Copy the lines below word for word, leaving out the pictures.

# START OF Provided information

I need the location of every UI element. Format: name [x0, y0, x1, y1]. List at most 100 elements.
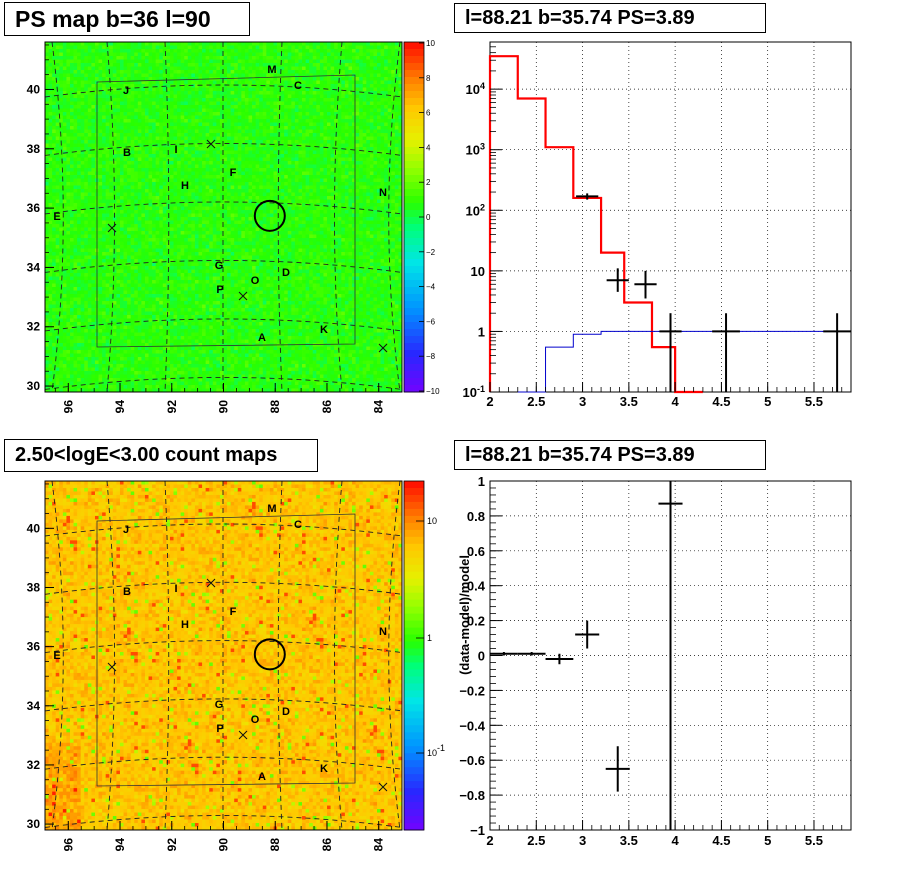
tl-pixel — [62, 164, 67, 169]
tl-pixel — [73, 343, 78, 347]
tl-pixel — [59, 217, 64, 221]
tl-pixel — [212, 332, 217, 337]
tl-pixel — [69, 245, 74, 249]
tl-pixel — [184, 182, 189, 186]
tl-pixel — [48, 59, 53, 64]
tl-pixel — [112, 70, 117, 74]
tl-pixel — [141, 350, 146, 354]
tl-pixel — [91, 66, 96, 71]
tl-pixel — [173, 73, 178, 78]
tl-pixel — [127, 168, 132, 172]
tl-pixel — [194, 63, 199, 67]
tl-pixel — [202, 98, 207, 102]
tl-pixel — [66, 63, 71, 67]
tl-pixel — [144, 325, 149, 330]
tl-pixel — [62, 374, 67, 379]
tl-pixel — [48, 311, 53, 316]
tl-pixel — [87, 329, 92, 333]
tl-pixel — [55, 255, 60, 260]
tl-pixel — [191, 154, 196, 158]
tl-pixel — [202, 322, 207, 326]
tl-pixel — [62, 154, 67, 158]
tl-pixel — [123, 308, 128, 312]
tl-pixel — [184, 224, 189, 228]
tl-pixel — [209, 189, 214, 193]
tl-pixel — [116, 245, 121, 249]
tl-pixel — [202, 59, 207, 64]
tl-pixel — [194, 73, 199, 78]
tl-pixel — [155, 255, 160, 260]
tl-pixel — [52, 304, 57, 309]
tl-pixel — [127, 49, 132, 53]
tl-pixel — [84, 178, 89, 183]
tl-pixel — [162, 196, 167, 200]
tl-pixel — [69, 269, 74, 274]
tl-pixel — [180, 77, 185, 81]
tl-pixel — [184, 91, 189, 95]
tl-pixel — [84, 196, 89, 200]
tl-pixel — [205, 168, 210, 172]
tl-pixel — [191, 290, 196, 295]
tl-pixel — [148, 168, 153, 172]
tl-pixel — [55, 98, 60, 102]
tl-pixel — [84, 388, 89, 392]
tl-pixel — [66, 80, 71, 85]
tl-pixel — [80, 56, 85, 60]
tl-pixel — [152, 325, 157, 330]
tl-pixel — [187, 224, 192, 228]
tl-pixel — [91, 308, 96, 312]
tl-pixel — [216, 364, 221, 368]
tl-pixel — [52, 252, 57, 256]
tl-pixel — [198, 206, 203, 211]
tl-pixel — [198, 315, 203, 319]
tl-pixel — [180, 381, 185, 386]
tl-pixel — [134, 350, 139, 354]
tl-pixel — [216, 241, 221, 246]
tl-pixel — [45, 287, 49, 291]
tl-pixel — [84, 42, 89, 46]
tl-pixel — [155, 105, 160, 109]
tl-pixel — [48, 374, 53, 379]
tl-pixel — [198, 105, 203, 109]
tl-pixel — [116, 294, 121, 298]
tl-pixel — [48, 178, 53, 183]
tl-pixel — [77, 311, 82, 316]
tl-pixel — [59, 311, 64, 316]
tl-pixel — [191, 273, 196, 277]
tl-pixel — [48, 360, 53, 365]
tl-pixel — [73, 105, 78, 109]
tl-pixel — [187, 339, 192, 344]
tl-pixel — [219, 262, 224, 267]
tl-pixel — [45, 350, 49, 354]
tl-pixel — [69, 262, 74, 267]
tl-pixel — [102, 325, 107, 330]
tl-pixel — [105, 301, 110, 305]
tl-pixel — [59, 154, 64, 158]
tl-pixel — [105, 346, 110, 351]
tl-pixel — [184, 374, 189, 379]
tl-pixel — [191, 388, 196, 392]
tl-pixel — [209, 322, 214, 326]
tl-pixel — [80, 196, 85, 200]
tl-pixel — [155, 77, 160, 81]
tl-pixel — [212, 231, 217, 235]
tl-pixel — [102, 269, 107, 274]
tl-pixel — [184, 297, 189, 302]
tl-pixel — [202, 73, 207, 78]
tl-pixel — [198, 231, 203, 235]
tl-pixel — [162, 213, 167, 218]
tl-pixel — [45, 217, 49, 221]
tl-pixel — [102, 294, 107, 298]
tl-pixel — [69, 290, 74, 295]
tl-pixel — [177, 385, 182, 389]
tl-pixel — [177, 206, 182, 211]
tl-pixel — [166, 112, 171, 116]
tl-pixel — [98, 217, 103, 221]
tl-pixel — [177, 332, 182, 337]
tl-pixel — [112, 346, 117, 351]
tl-pixel — [205, 364, 210, 368]
tl-pixel — [73, 171, 78, 176]
tl-pixel — [148, 84, 153, 88]
tl-pixel — [144, 150, 149, 155]
tl-pixel — [144, 374, 149, 379]
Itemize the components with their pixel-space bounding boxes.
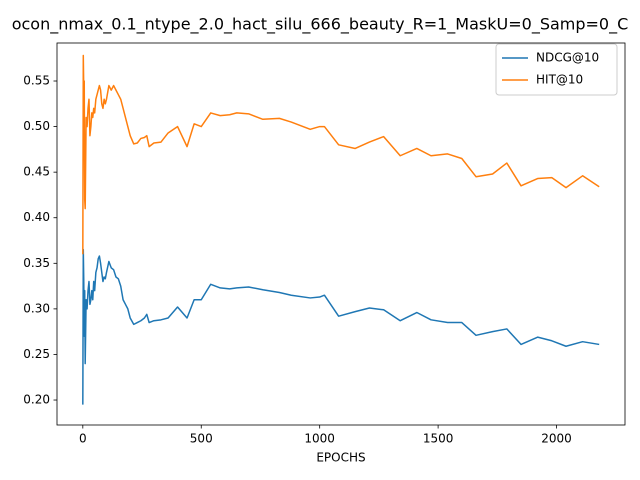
y-tick-label: 0.30 (23, 301, 50, 315)
x-axis-label: EPOCHS (316, 451, 365, 465)
data-line (82, 248, 600, 405)
x-tick-label: 1500 (423, 432, 454, 446)
x-tick-label: 500 (190, 432, 213, 446)
y-tick-label: 0.35 (23, 256, 50, 270)
x-tick-label: 0 (79, 432, 87, 446)
y-tick-label: 0.55 (23, 74, 50, 88)
x-tick-label: 1000 (304, 432, 335, 446)
x-tick-label: 2000 (541, 432, 572, 446)
y-tick-label: 0.45 (23, 165, 50, 179)
legend-label: HIT@10 (536, 73, 583, 87)
axes-frame (56, 42, 626, 426)
y-tick-label: 0.20 (23, 393, 50, 407)
y-tick-label: 0.50 (23, 119, 50, 133)
data-line (82, 54, 600, 255)
y-tick-label: 0.25 (23, 347, 50, 361)
y-tick-label: 0.40 (23, 210, 50, 224)
legend-label: NDCG@10 (536, 51, 599, 65)
chart-title: ocon_nmax_0.1_ntype_2.0_hact_silu_666_be… (12, 15, 629, 35)
legend-box (495, 43, 618, 96)
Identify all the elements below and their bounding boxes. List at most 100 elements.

# END OF Provided information

▸ The answer
I need the location of every UI element. Format: name [x0, y0, x1, y1]. List at most 100 elements.
tl-pixel — [62, 164, 67, 169]
tl-pixel — [73, 343, 78, 347]
tl-pixel — [59, 217, 64, 221]
tl-pixel — [212, 332, 217, 337]
tl-pixel — [69, 245, 74, 249]
tl-pixel — [184, 182, 189, 186]
tl-pixel — [48, 59, 53, 64]
tl-pixel — [112, 70, 117, 74]
tl-pixel — [141, 350, 146, 354]
tl-pixel — [91, 66, 96, 71]
tl-pixel — [173, 73, 178, 78]
tl-pixel — [127, 168, 132, 172]
tl-pixel — [194, 63, 199, 67]
tl-pixel — [202, 98, 207, 102]
tl-pixel — [66, 63, 71, 67]
tl-pixel — [144, 325, 149, 330]
tl-pixel — [62, 374, 67, 379]
tl-pixel — [48, 311, 53, 316]
tl-pixel — [87, 329, 92, 333]
tl-pixel — [55, 255, 60, 260]
tl-pixel — [191, 154, 196, 158]
tl-pixel — [202, 322, 207, 326]
tl-pixel — [62, 154, 67, 158]
tl-pixel — [123, 308, 128, 312]
tl-pixel — [184, 224, 189, 228]
tl-pixel — [209, 189, 214, 193]
tl-pixel — [116, 245, 121, 249]
tl-pixel — [202, 59, 207, 64]
tl-pixel — [194, 73, 199, 78]
tl-pixel — [155, 255, 160, 260]
tl-pixel — [52, 304, 57, 309]
tl-pixel — [127, 49, 132, 53]
tl-pixel — [84, 178, 89, 183]
tl-pixel — [162, 196, 167, 200]
tl-pixel — [69, 269, 74, 274]
tl-pixel — [180, 77, 185, 81]
tl-pixel — [184, 91, 189, 95]
tl-pixel — [84, 196, 89, 200]
tl-pixel — [205, 168, 210, 172]
tl-pixel — [191, 290, 196, 295]
tl-pixel — [148, 168, 153, 172]
tl-pixel — [55, 98, 60, 102]
tl-pixel — [84, 388, 89, 392]
tl-pixel — [66, 80, 71, 85]
tl-pixel — [80, 56, 85, 60]
tl-pixel — [152, 325, 157, 330]
tl-pixel — [187, 224, 192, 228]
tl-pixel — [91, 308, 96, 312]
tl-pixel — [216, 364, 221, 368]
tl-pixel — [52, 252, 57, 256]
tl-pixel — [198, 206, 203, 211]
tl-pixel — [198, 315, 203, 319]
tl-pixel — [180, 381, 185, 386]
tl-pixel — [134, 350, 139, 354]
tl-pixel — [216, 241, 221, 246]
tl-pixel — [45, 287, 49, 291]
tl-pixel — [84, 42, 89, 46]
tl-pixel — [155, 105, 160, 109]
tl-pixel — [48, 374, 53, 379]
tl-pixel — [198, 105, 203, 109]
tl-pixel — [116, 294, 121, 298]
tl-pixel — [48, 178, 53, 183]
tl-pixel — [77, 311, 82, 316]
tl-pixel — [59, 311, 64, 316]
tl-pixel — [191, 273, 196, 277]
tl-pixel — [48, 360, 53, 365]
tl-pixel — [73, 105, 78, 109]
tl-pixel — [187, 339, 192, 344]
tl-pixel — [219, 262, 224, 267]
tl-pixel — [45, 350, 49, 354]
tl-pixel — [69, 262, 74, 267]
tl-pixel — [102, 325, 107, 330]
tl-pixel — [105, 301, 110, 305]
tl-pixel — [59, 154, 64, 158]
tl-pixel — [105, 346, 110, 351]
tl-pixel — [184, 374, 189, 379]
tl-pixel — [191, 388, 196, 392]
tl-pixel — [209, 322, 214, 326]
tl-pixel — [80, 196, 85, 200]
tl-pixel — [155, 77, 160, 81]
tl-pixel — [212, 231, 217, 235]
tl-pixel — [102, 269, 107, 274]
tl-pixel — [184, 297, 189, 302]
tl-pixel — [202, 73, 207, 78]
tl-pixel — [198, 231, 203, 235]
tl-pixel — [162, 213, 167, 218]
tl-pixel — [45, 217, 49, 221]
tl-pixel — [102, 294, 107, 298]
tl-pixel — [69, 290, 74, 295]
tl-pixel — [177, 385, 182, 389]
tl-pixel — [177, 206, 182, 211]
tl-pixel — [166, 112, 171, 116]
tl-pixel — [98, 217, 103, 221]
tl-pixel — [177, 332, 182, 337]
tl-pixel — [112, 346, 117, 351]
tl-pixel — [205, 364, 210, 368]
tl-pixel — [73, 171, 78, 176]
tl-pixel — [148, 84, 153, 88]
tl-pixel — [144, 150, 149, 155]
tl-pixel — [144, 374, 149, 379]
Itemize the components with their pixel-space bounding boxes.
y-tick-label: 0.30 (23, 301, 50, 315)
x-axis-label: EPOCHS (316, 451, 365, 465)
data-line (82, 248, 600, 405)
x-tick-label: 1500 (423, 432, 454, 446)
x-tick-label: 500 (190, 432, 213, 446)
y-tick-label: 0.35 (23, 256, 50, 270)
x-tick-label: 0 (79, 432, 87, 446)
y-tick-label: 0.55 (23, 74, 50, 88)
x-tick-label: 1000 (304, 432, 335, 446)
x-tick-label: 2000 (541, 432, 572, 446)
y-tick-label: 0.45 (23, 165, 50, 179)
legend-label: HIT@10 (536, 73, 583, 87)
axes-frame (56, 42, 626, 426)
y-tick-label: 0.20 (23, 393, 50, 407)
y-tick-label: 0.50 (23, 119, 50, 133)
data-line (82, 54, 600, 255)
y-tick-label: 0.25 (23, 347, 50, 361)
y-tick-label: 0.40 (23, 210, 50, 224)
legend-label: NDCG@10 (536, 51, 599, 65)
chart-title: ocon_nmax_0.1_ntype_2.0_hact_silu_666_be… (12, 15, 629, 35)
legend-box (495, 43, 618, 96)
Identify all the elements below and their bounding boxes. List at most 100 elements.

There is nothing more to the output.